→ REQUEST:
The answer is one number: how many lines hold the string "this".

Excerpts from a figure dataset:
=======

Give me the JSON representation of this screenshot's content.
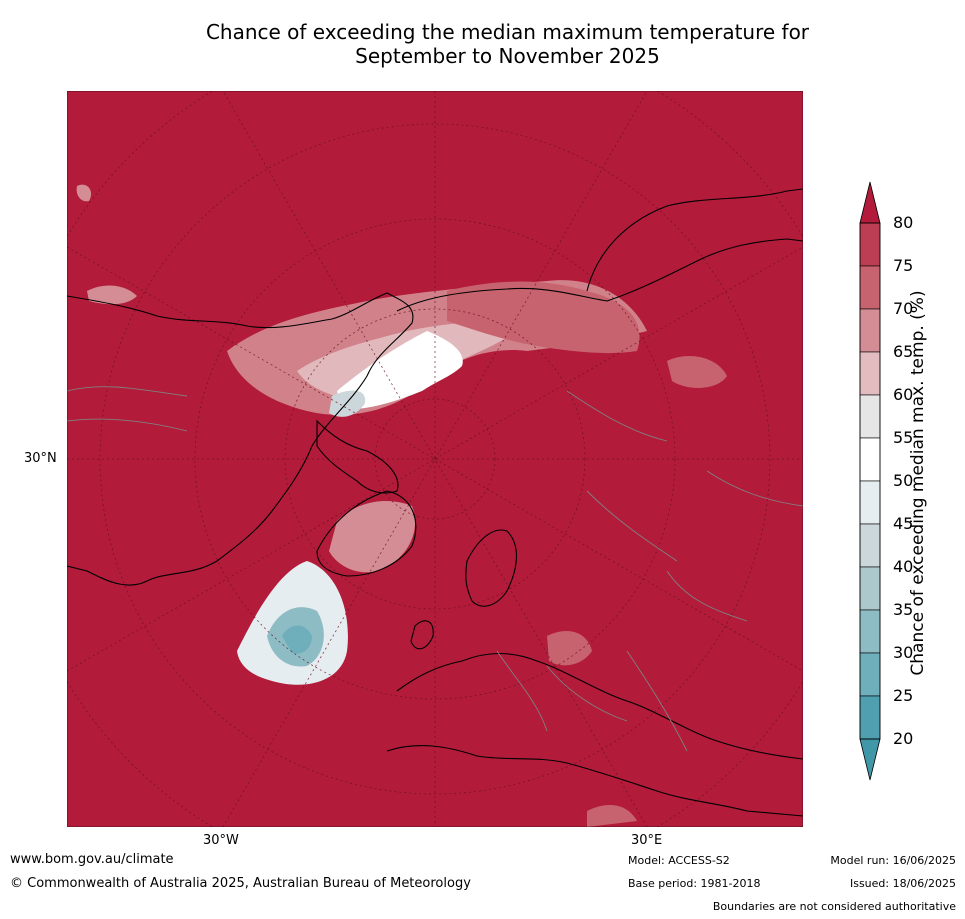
{
  "title_line1": "Chance of exceeding the median maximum temperature for",
  "title_line2": "September to November 2025",
  "axis": {
    "lat_label": "30°N",
    "lon_left": "30°W",
    "lon_right": "30°E"
  },
  "colorbar": {
    "title": "Chance of exceeding median max. temp. (%)",
    "ticks": [
      "80",
      "75",
      "70",
      "65",
      "60",
      "55",
      "50",
      "45",
      "40",
      "35",
      "30",
      "25",
      "20"
    ],
    "colors": [
      "#b21b3a",
      "#bb3e55",
      "#c7636f",
      "#d48d94",
      "#e2bcbf",
      "#e6e6e6",
      "#ffffff",
      "#e6edf0",
      "#cbd7db",
      "#adc8cc",
      "#8ebcc4",
      "#6faebb",
      "#4f9fb0"
    ],
    "over_color": "#b21b3a",
    "under_color": "#3f97a8"
  },
  "colors": {
    "background": "#b21b3a",
    "coast": "#000000",
    "borders": "#808080"
  },
  "footer": {
    "url": "www.bom.gov.au/climate",
    "copyright": "© Commonwealth of Australia 2025, Australian Bureau of Meteorology",
    "model": "Model: ACCESS-S2",
    "base_period": "Base period: 1981-2018",
    "model_run": "Model run: 16/06/2025",
    "issued": "Issued: 18/06/2025",
    "disclaimer": "Boundaries are not considered authoritative"
  }
}
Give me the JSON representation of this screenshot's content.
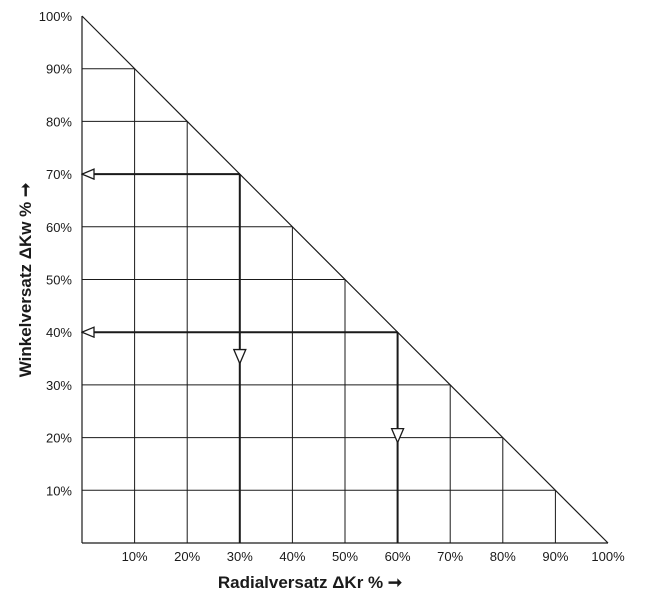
{
  "chart_data": {
    "type": "line",
    "xlabel": "Radialversatz ΔKr % ➞",
    "ylabel": "Winkelversatz ΔKw % ➞",
    "xlim": [
      0,
      100
    ],
    "ylim": [
      0,
      100
    ],
    "x_ticks": [
      "10%",
      "20%",
      "30%",
      "40%",
      "50%",
      "60%",
      "70%",
      "80%",
      "90%",
      "100%"
    ],
    "y_ticks": [
      "10%",
      "20%",
      "30%",
      "40%",
      "50%",
      "60%",
      "70%",
      "80%",
      "90%",
      "100%"
    ],
    "grid": true,
    "boundary": {
      "x": [
        0,
        100
      ],
      "y": [
        100,
        0
      ]
    },
    "examples": [
      {
        "radial": 30,
        "angular": 70
      },
      {
        "radial": 60,
        "angular": 40
      }
    ],
    "colors": {
      "line": "#1a1a1a",
      "grid": "#1a1a1a",
      "background": "#ffffff"
    }
  }
}
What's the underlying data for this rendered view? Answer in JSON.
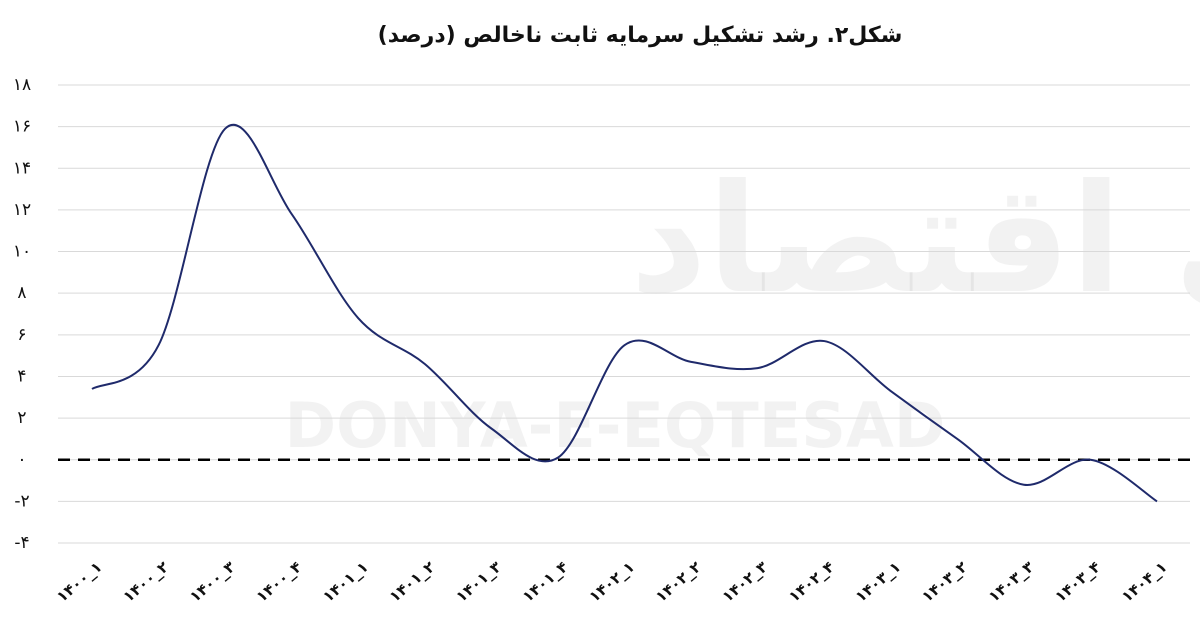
{
  "chart_data": {
    "type": "line",
    "title": "شکل۲. رشد تشکیل سرمایه ثابت ناخالص (درصد)",
    "watermark": [
      "دنیای اقتصاد",
      "DONYA-E-EQTESAD"
    ],
    "categories": [
      "۱۴۰۰_۱",
      "۱۴۰۰_۲",
      "۱۴۰۰_۳",
      "۱۴۰۰_۴",
      "۱۴۰۱_۱",
      "۱۴۰۱_۲",
      "۱۴۰۱_۳",
      "۱۴۰۱_۴",
      "۱۴۰۲_۱",
      "۱۴۰۲_۲",
      "۱۴۰۲_۳",
      "۱۴۰۲_۴",
      "۱۴۰۳_۱",
      "۱۴۰۳_۲",
      "۱۴۰۳_۳",
      "۱۴۰۳_۴",
      "۱۴۰۴_۱"
    ],
    "values": [
      3.4,
      5.5,
      15.9,
      11.8,
      6.8,
      4.6,
      1.5,
      0.1,
      5.5,
      4.7,
      4.4,
      5.7,
      3.3,
      1.0,
      -1.2,
      0,
      -2.0
    ],
    "color": "#1f2a6b",
    "ylim": [
      -4,
      18
    ],
    "yticks": [
      {
        "value": -4,
        "label": "-۴"
      },
      {
        "value": -2,
        "label": "-۲"
      },
      {
        "value": 0,
        "label": "۰"
      },
      {
        "value": 2,
        "label": "۲"
      },
      {
        "value": 4,
        "label": "۴"
      },
      {
        "value": 6,
        "label": "۶"
      },
      {
        "value": 8,
        "label": "۸"
      },
      {
        "value": 10,
        "label": "۱۰"
      },
      {
        "value": 12,
        "label": "۱۲"
      },
      {
        "value": 14,
        "label": "۱۴"
      },
      {
        "value": 16,
        "label": "۱۶"
      },
      {
        "value": 18,
        "label": "۱۸"
      }
    ],
    "grid": true
  }
}
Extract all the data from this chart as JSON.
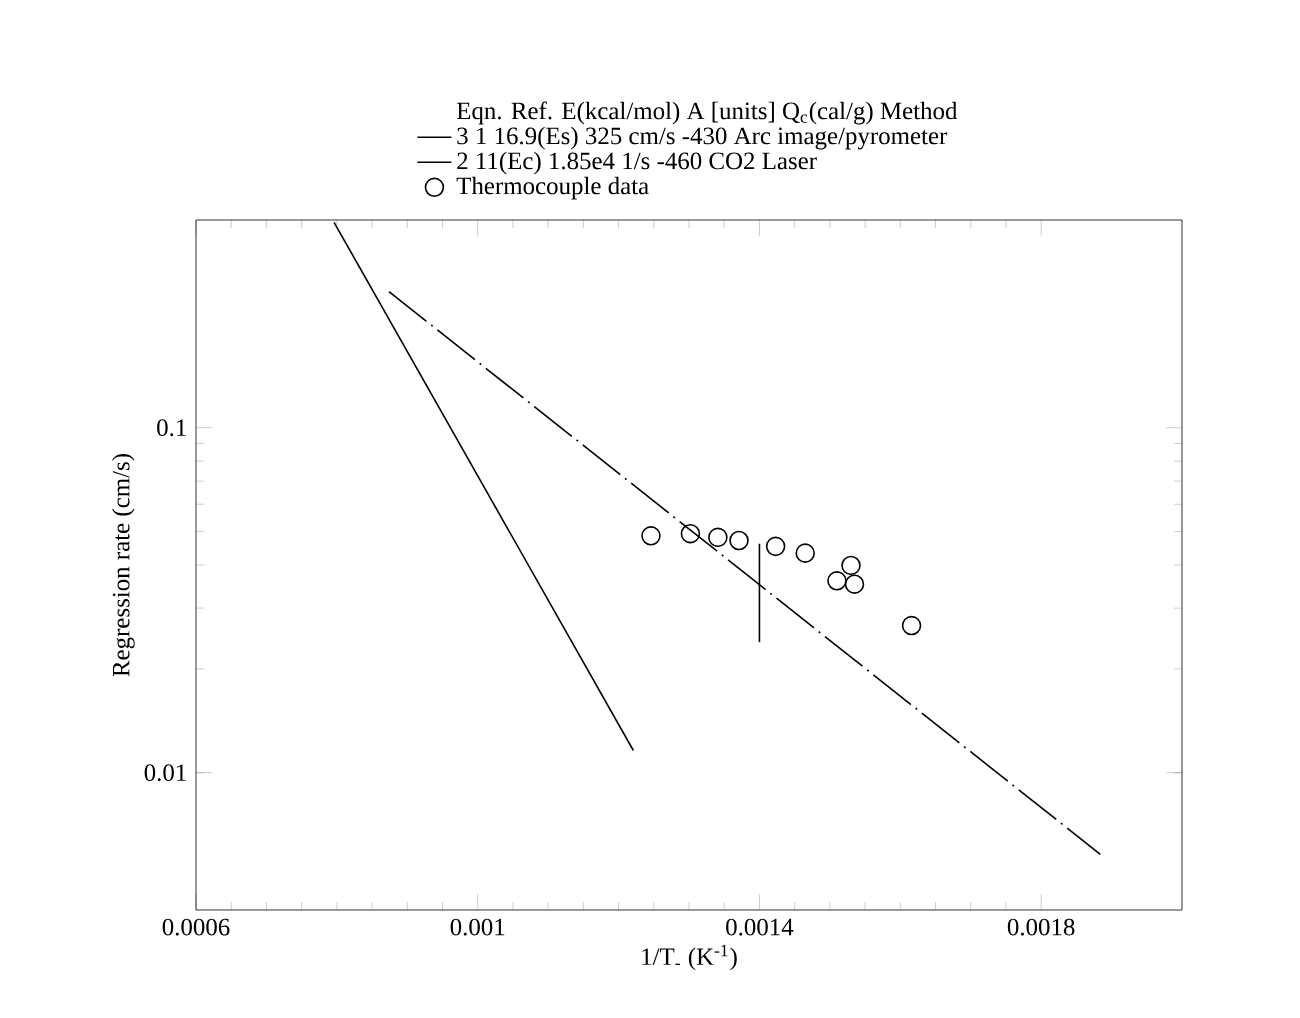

=======

→ TASK OUTPUT:
4